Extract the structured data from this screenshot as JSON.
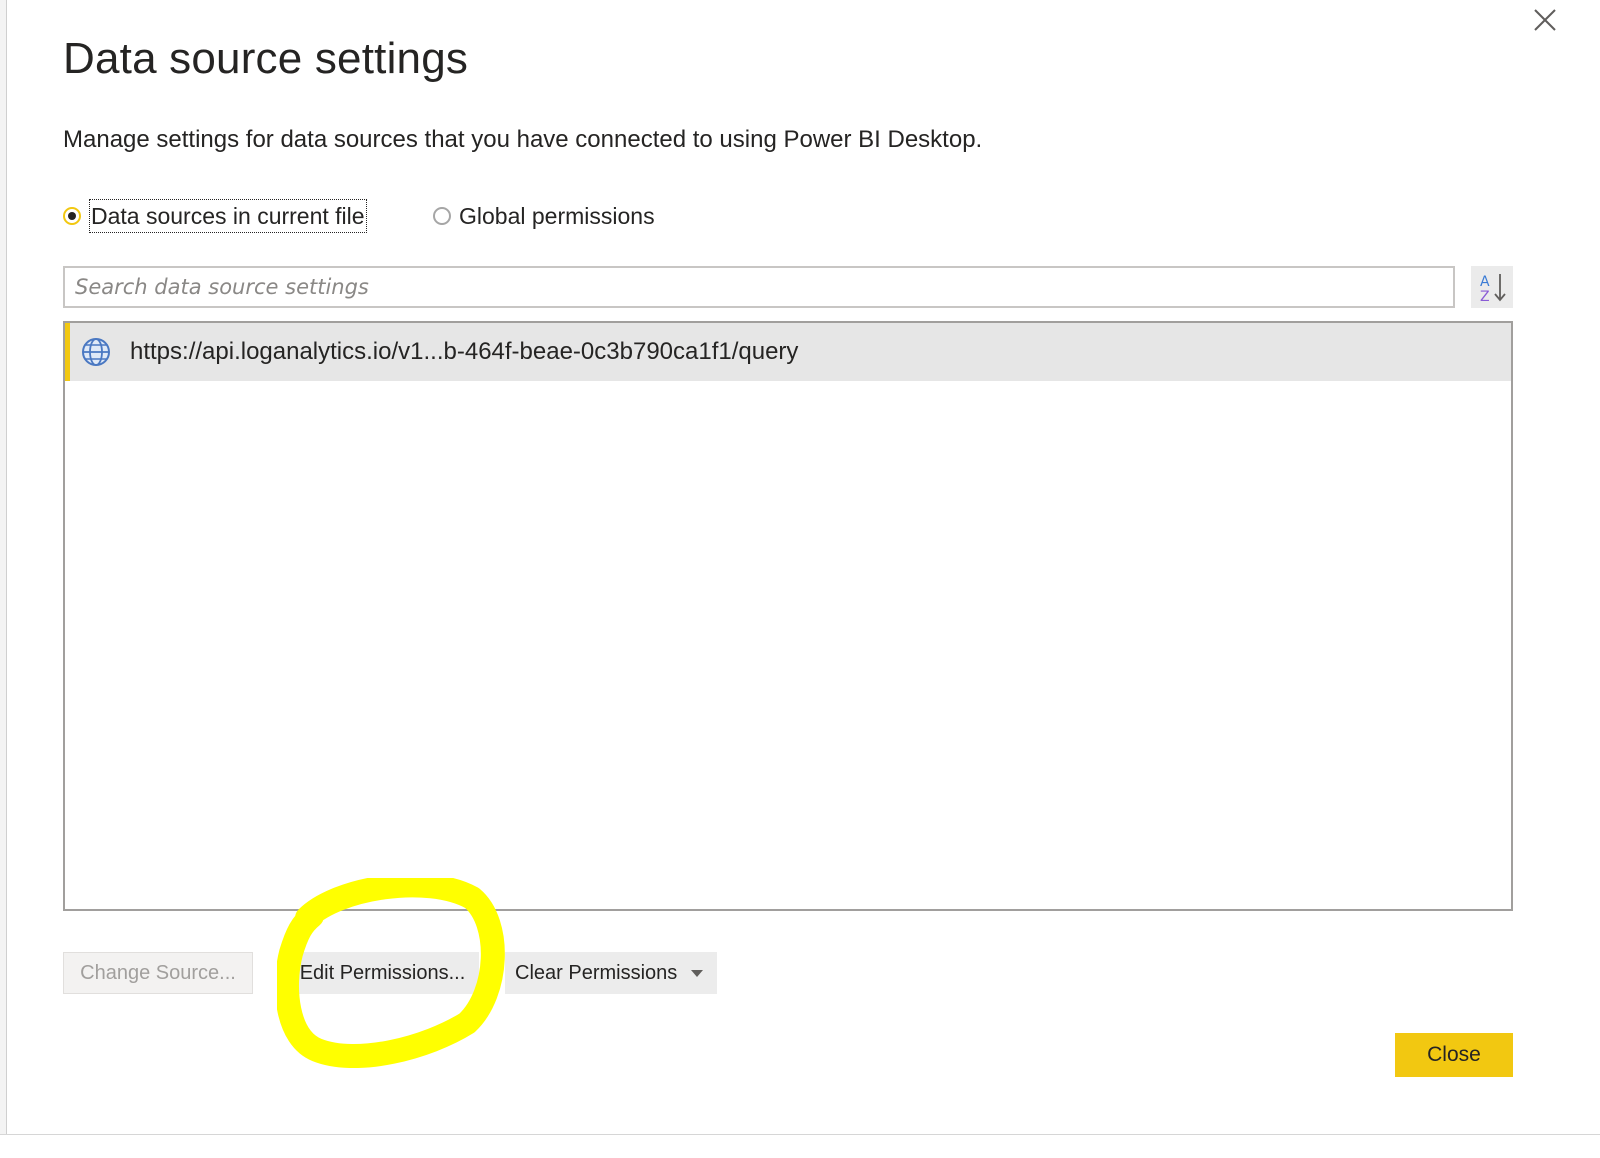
{
  "dialog": {
    "title": "Data source settings",
    "subtitle": "Manage settings for data sources that you have connected to using Power BI Desktop.",
    "close_icon": "close-icon"
  },
  "scope": {
    "options": [
      {
        "label": "Data sources in current file",
        "selected": true
      },
      {
        "label": "Global permissions",
        "selected": false
      }
    ]
  },
  "search": {
    "placeholder": "Search data source settings",
    "value": ""
  },
  "sort": {
    "icon": "sort-az-icon",
    "label_top": "A",
    "label_bottom": "Z"
  },
  "sources": [
    {
      "icon": "globe-icon",
      "url": "https://api.loganalytics.io/v1...b-464f-beae-0c3b790ca1f1/query",
      "selected": true
    }
  ],
  "actions": {
    "change_source": "Change Source...",
    "edit_permissions": "Edit Permissions...",
    "clear_permissions": "Clear Permissions",
    "close": "Close"
  },
  "colors": {
    "accent": "#F2C811",
    "highlight": "#FFFF00",
    "text": "#252423",
    "disabled_text": "#A19F9D"
  }
}
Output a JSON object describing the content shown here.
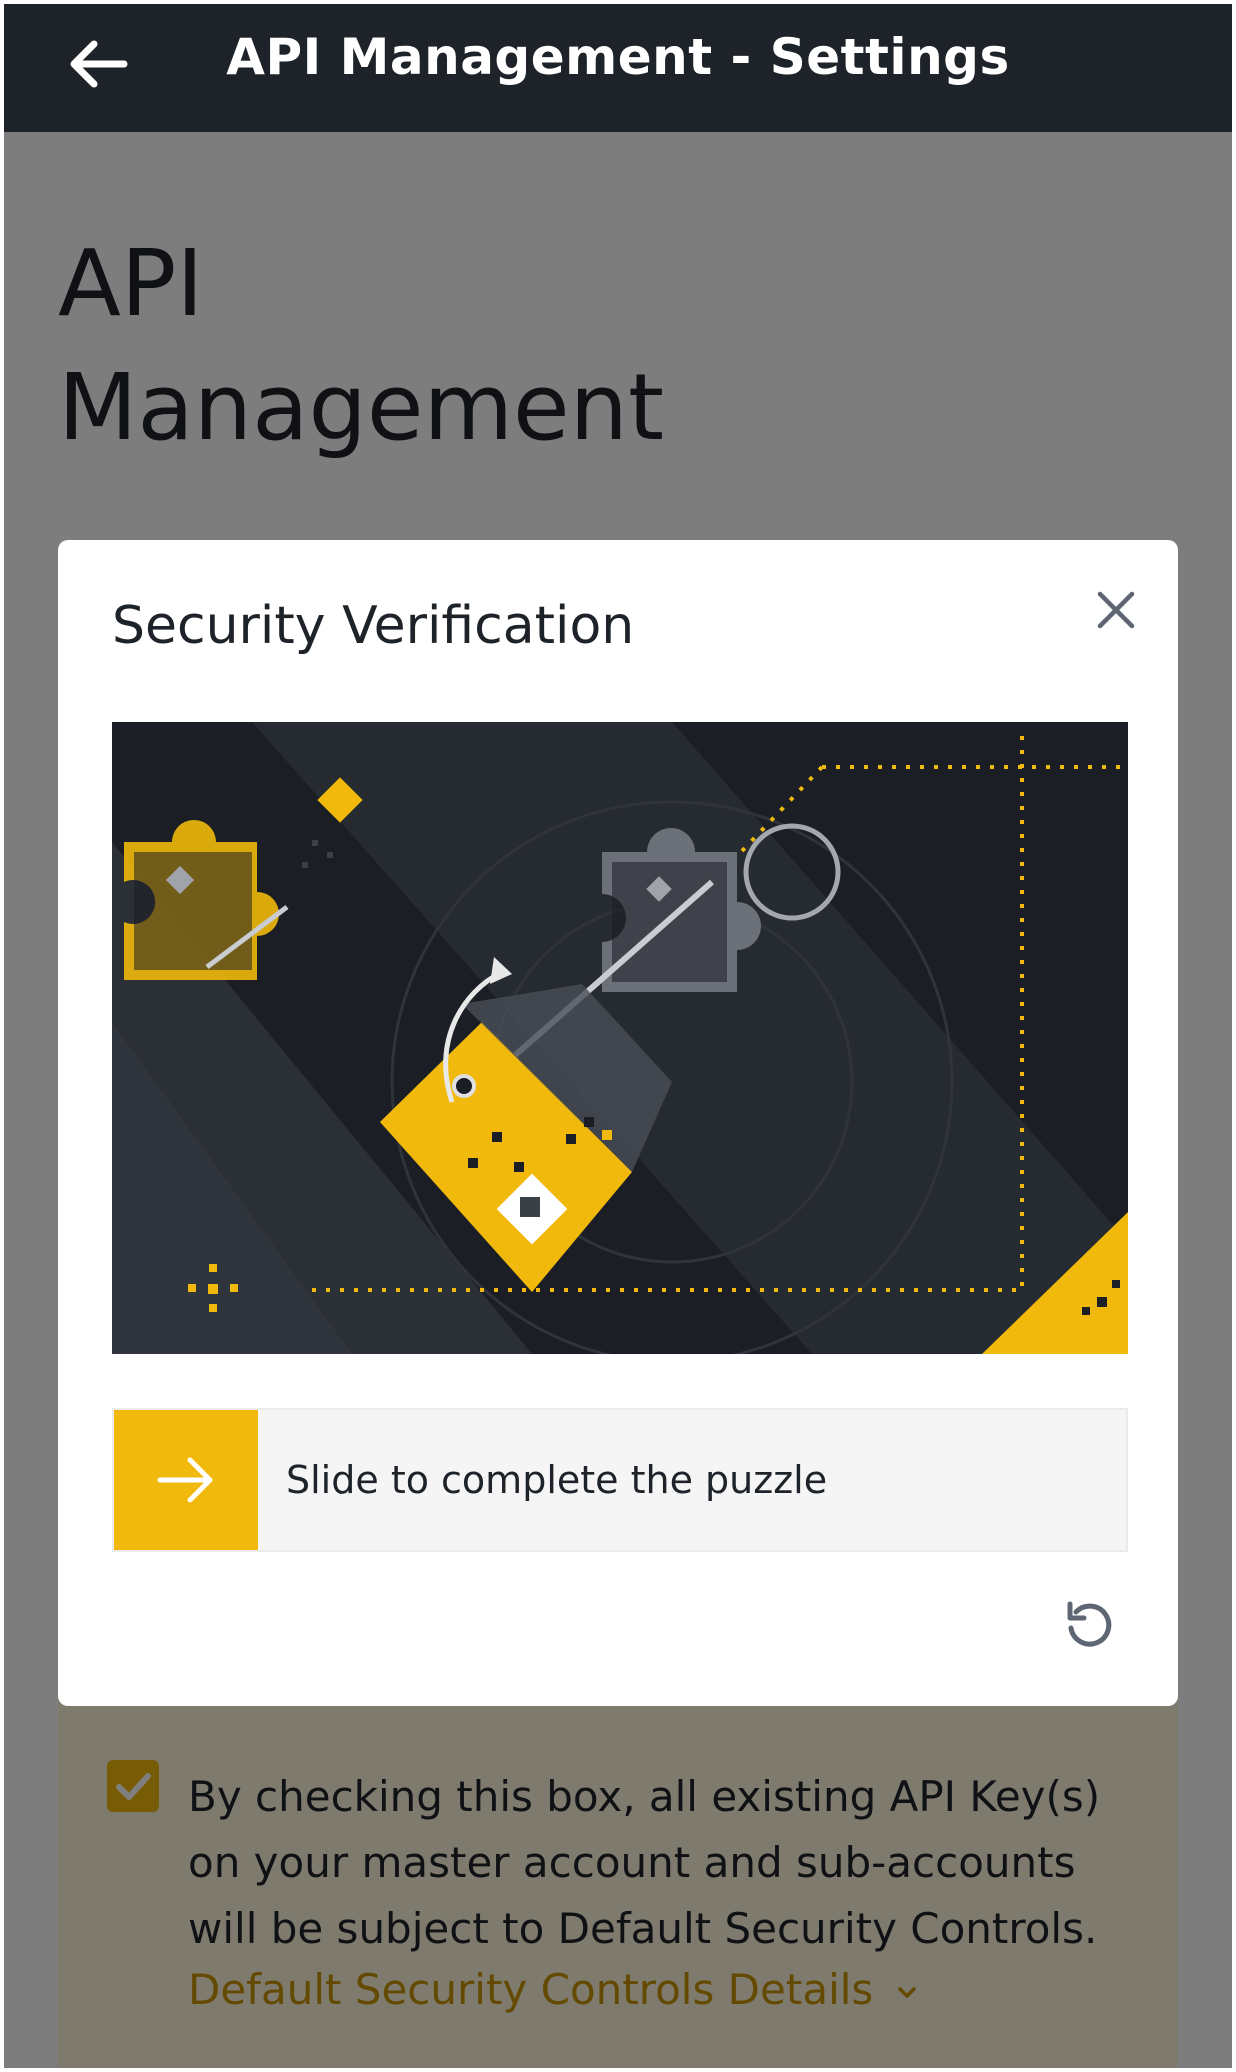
{
  "header": {
    "title": "API Management - Settings",
    "back_icon": "arrow-left-icon"
  },
  "page": {
    "title": "API Management"
  },
  "modal": {
    "title": "Security Verification",
    "close_icon": "close-icon",
    "slider_label": "Slide to complete the puzzle",
    "slider_icon": "arrow-right-icon",
    "refresh_icon": "refresh-icon"
  },
  "terms": {
    "checked": true,
    "text": "By checking this box, all existing API Key(s) on your master account and sub-accounts will be subject to Default Security Controls.",
    "link_label": "Default Security Controls Details",
    "link_icon": "chevron-down-icon"
  },
  "colors": {
    "accent": "#f0b90b",
    "topbar": "#1e2329",
    "link": "#c99400"
  }
}
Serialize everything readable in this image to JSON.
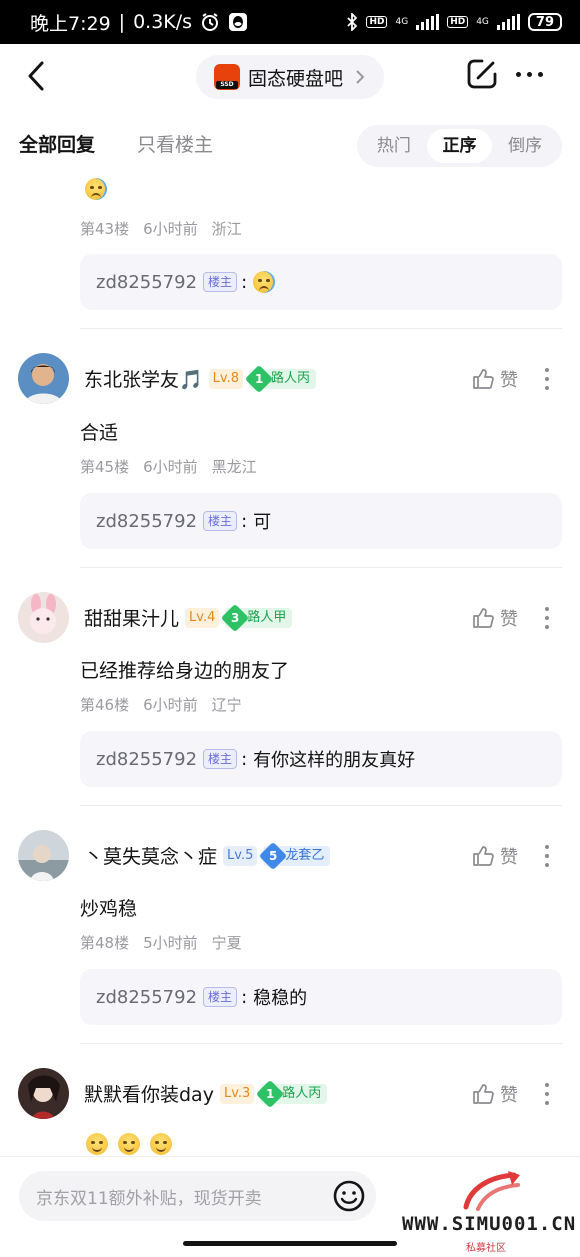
{
  "status_bar": {
    "time": "晚上7:29",
    "speed": "0.3K/s",
    "network_left": "4G",
    "network_right": "4G",
    "battery": "79"
  },
  "header": {
    "forum_name": "固态硬盘吧",
    "forum_logo_text": "SSD",
    "back_icon": "chevron-left-icon",
    "edit_icon": "edit-icon",
    "more_icon": "more-horizontal-icon"
  },
  "tabs": {
    "all_replies": "全部回复",
    "op_only": "只看楼主",
    "sort": [
      "热门",
      "正序",
      "倒序"
    ],
    "active_sort": "正序"
  },
  "partial_post": {
    "floor": "第43楼",
    "time": "6小时前",
    "location": "浙江",
    "reply": {
      "user": "zd8255792",
      "badge": "楼主",
      "text": ""
    }
  },
  "posts": [
    {
      "username": "东北张学友🎵",
      "level": "Lv.8",
      "level_color": "#e58a1c",
      "title_num": "1",
      "title": "路人丙",
      "title_color": "#2ec267",
      "content": "合适",
      "floor": "第45楼",
      "time": "6小时前",
      "location": "黑龙江",
      "like_label": "赞",
      "reply": {
        "user": "zd8255792",
        "badge": "楼主",
        "text": "可"
      }
    },
    {
      "username": "甜甜果汁儿",
      "level": "Lv.4",
      "level_color": "#e58a1c",
      "title_num": "3",
      "title": "路人甲",
      "title_color": "#2ec267",
      "content": "已经推荐给身边的朋友了",
      "floor": "第46楼",
      "time": "6小时前",
      "location": "辽宁",
      "like_label": "赞",
      "reply": {
        "user": "zd8255792",
        "badge": "楼主",
        "text": "有你这样的朋友真好"
      }
    },
    {
      "username": "丶莫失莫念丶症",
      "level": "Lv.5",
      "level_color": "#4d7ad9",
      "title_num": "5",
      "title": "龙套乙",
      "title_color": "#3f88e8",
      "content": "炒鸡稳",
      "floor": "第48楼",
      "time": "5小时前",
      "location": "宁夏",
      "like_label": "赞",
      "reply": {
        "user": "zd8255792",
        "badge": "楼主",
        "text": "稳稳的"
      }
    },
    {
      "username": "默默看你装day",
      "level": "Lv.3",
      "level_color": "#e58a1c",
      "title_num": "1",
      "title": "路人丙",
      "title_color": "#2ec267",
      "content": "",
      "like_label": "赞"
    }
  ],
  "bottom": {
    "input_placeholder": "京东双11额外补贴，现货开卖",
    "watermark": "WWW.SIMU001.CN",
    "watermark_sub": "私募社区"
  }
}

-------

• [EXERCISE GOAL]: Copy the records above exactly, leaving out every picture.

• [RESULT]:
Extract the structured data from this screenshot as JSON.
{
  "dialog": {
    "title": "Data source settings",
    "subtitle": "Manage settings for data sources that you have connected to using Power BI Desktop.",
    "close_icon": "close-icon"
  },
  "scope": {
    "options": [
      {
        "label": "Data sources in current file",
        "selected": true
      },
      {
        "label": "Global permissions",
        "selected": false
      }
    ]
  },
  "search": {
    "placeholder": "Search data source settings",
    "value": ""
  },
  "sort": {
    "icon": "sort-az-icon",
    "label_top": "A",
    "label_bottom": "Z"
  },
  "sources": [
    {
      "icon": "globe-icon",
      "url": "https://api.loganalytics.io/v1...b-464f-beae-0c3b790ca1f1/query",
      "selected": true
    }
  ],
  "actions": {
    "change_source": "Change Source...",
    "edit_permissions": "Edit Permissions...",
    "clear_permissions": "Clear Permissions",
    "close": "Close"
  },
  "colors": {
    "accent": "#F2C811",
    "highlight": "#FFFF00",
    "text": "#252423",
    "disabled_text": "#A19F9D"
  }
}
Output a JSON object describing the content shown here.
{
  "header": {
    "title": "API Management - Settings",
    "back_icon": "arrow-left-icon"
  },
  "page": {
    "title": "API Management"
  },
  "modal": {
    "title": "Security Verification",
    "close_icon": "close-icon",
    "slider_label": "Slide to complete the puzzle",
    "slider_icon": "arrow-right-icon",
    "refresh_icon": "refresh-icon"
  },
  "terms": {
    "checked": true,
    "text": "By checking this box, all existing API Key(s) on your master account and sub-accounts will be subject to Default Security Controls.",
    "link_label": "Default Security Controls Details",
    "link_icon": "chevron-down-icon"
  },
  "colors": {
    "accent": "#f0b90b",
    "topbar": "#1e2329",
    "link": "#c99400"
  }
}
Serialize everything readable in this image to JSON.
{
  "status_bar": {
    "time": "晚上7:29",
    "speed": "0.3K/s",
    "network_left": "4G",
    "network_right": "4G",
    "battery": "79"
  },
  "header": {
    "forum_name": "固态硬盘吧",
    "forum_logo_text": "SSD",
    "back_icon": "chevron-left-icon",
    "edit_icon": "edit-icon",
    "more_icon": "more-horizontal-icon"
  },
  "tabs": {
    "all_replies": "全部回复",
    "op_only": "只看楼主",
    "sort": [
      "热门",
      "正序",
      "倒序"
    ],
    "active_sort": "正序"
  },
  "partial_post": {
    "floor": "第43楼",
    "time": "6小时前",
    "location": "浙江",
    "reply": {
      "user": "zd8255792",
      "badge": "楼主",
      "text": ""
    }
  },
  "posts": [
    {
      "username": "东北张学友🎵",
      "level": "Lv.8",
      "level_color": "#e58a1c",
      "title_num": "1",
      "title": "路人丙",
      "title_color": "#2ec267",
      "content": "合适",
      "floor": "第45楼",
      "time": "6小时前",
      "location": "黑龙江",
      "like_label": "赞",
      "reply": {
        "user": "zd8255792",
        "badge": "楼主",
        "text": "可"
      }
    },
    {
      "username": "甜甜果汁儿",
      "level": "Lv.4",
      "level_color": "#e58a1c",
      "title_num": "3",
      "title": "路人甲",
      "title_color": "#2ec267",
      "content": "已经推荐给身边的朋友了",
      "floor": "第46楼",
      "time": "6小时前",
      "location": "辽宁",
      "like_label": "赞",
      "reply": {
        "user": "zd8255792",
        "badge": "楼主",
        "text": "有你这样的朋友真好"
      }
    },
    {
      "username": "丶莫失莫念丶症",
      "level": "Lv.5",
      "level_color": "#4d7ad9",
      "title_num": "5",
      "title": "龙套乙",
      "title_color": "#3f88e8",
      "content": "炒鸡稳",
      "floor": "第48楼",
      "time": "5小时前",
      "location": "宁夏",
      "like_label": "赞",
      "reply": {
        "user": "zd8255792",
        "badge": "楼主",
        "text": "稳稳的"
      }
    },
    {
      "username": "默默看你装day",
      "level": "Lv.3",
      "level_color": "#e58a1c",
      "title_num": "1",
      "title": "路人丙",
      "title_color": "#2ec267",
      "content": "",
      "like_label": "赞"
    }
  ],
  "bottom": {
    "input_placeholder": "京东双11额外补贴，现货开卖",
    "watermark": "WWW.SIMU001.CN",
    "watermark_sub": "私募社区"
  }
}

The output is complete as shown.